AIM:
Exactly reproduce each record listed below.

------------------------------------------------

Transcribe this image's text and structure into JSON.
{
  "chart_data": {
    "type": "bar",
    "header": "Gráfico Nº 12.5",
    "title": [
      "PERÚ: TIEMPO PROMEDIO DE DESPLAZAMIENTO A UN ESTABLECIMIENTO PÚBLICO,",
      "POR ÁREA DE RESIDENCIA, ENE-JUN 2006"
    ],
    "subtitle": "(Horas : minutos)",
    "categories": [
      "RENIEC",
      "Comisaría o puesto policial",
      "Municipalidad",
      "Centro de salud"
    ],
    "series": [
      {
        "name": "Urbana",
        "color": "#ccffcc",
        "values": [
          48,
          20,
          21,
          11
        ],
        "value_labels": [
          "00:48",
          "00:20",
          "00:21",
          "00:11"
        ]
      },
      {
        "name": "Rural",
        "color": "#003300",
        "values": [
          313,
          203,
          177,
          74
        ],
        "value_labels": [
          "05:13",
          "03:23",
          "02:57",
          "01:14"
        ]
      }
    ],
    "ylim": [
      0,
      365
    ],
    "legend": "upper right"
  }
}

------------------------------------------------

EXERCISE RESULT:
Transcribe this image's text and structure into JSON.
{
  "chart_data": {
    "type": "bar",
    "header": "Gráfico Nº 12.5",
    "title": [
      "PERÚ: TIEMPO PROMEDIO DE DESPLAZAMIENTO A UN ESTABLECIMIENTO PÚBLICO,",
      "POR ÁREA DE RESIDENCIA, ENE-JUN 2006"
    ],
    "subtitle": "(Horas : minutos)",
    "categories": [
      "RENIEC",
      "Comisaría o puesto policial",
      "Municipalidad",
      "Centro de salud"
    ],
    "series": [
      {
        "name": "Urbana",
        "color": "#ccffcc",
        "values": [
          48,
          20,
          21,
          11
        ],
        "value_labels": [
          "00:48",
          "00:20",
          "00:21",
          "00:11"
        ]
      },
      {
        "name": "Rural",
        "color": "#003300",
        "values": [
          313,
          203,
          177,
          74
        ],
        "value_labels": [
          "05:13",
          "03:23",
          "02:57",
          "01:14"
        ]
      }
    ],
    "ylim": [
      0,
      365
    ],
    "legend": "upper right"
  }
}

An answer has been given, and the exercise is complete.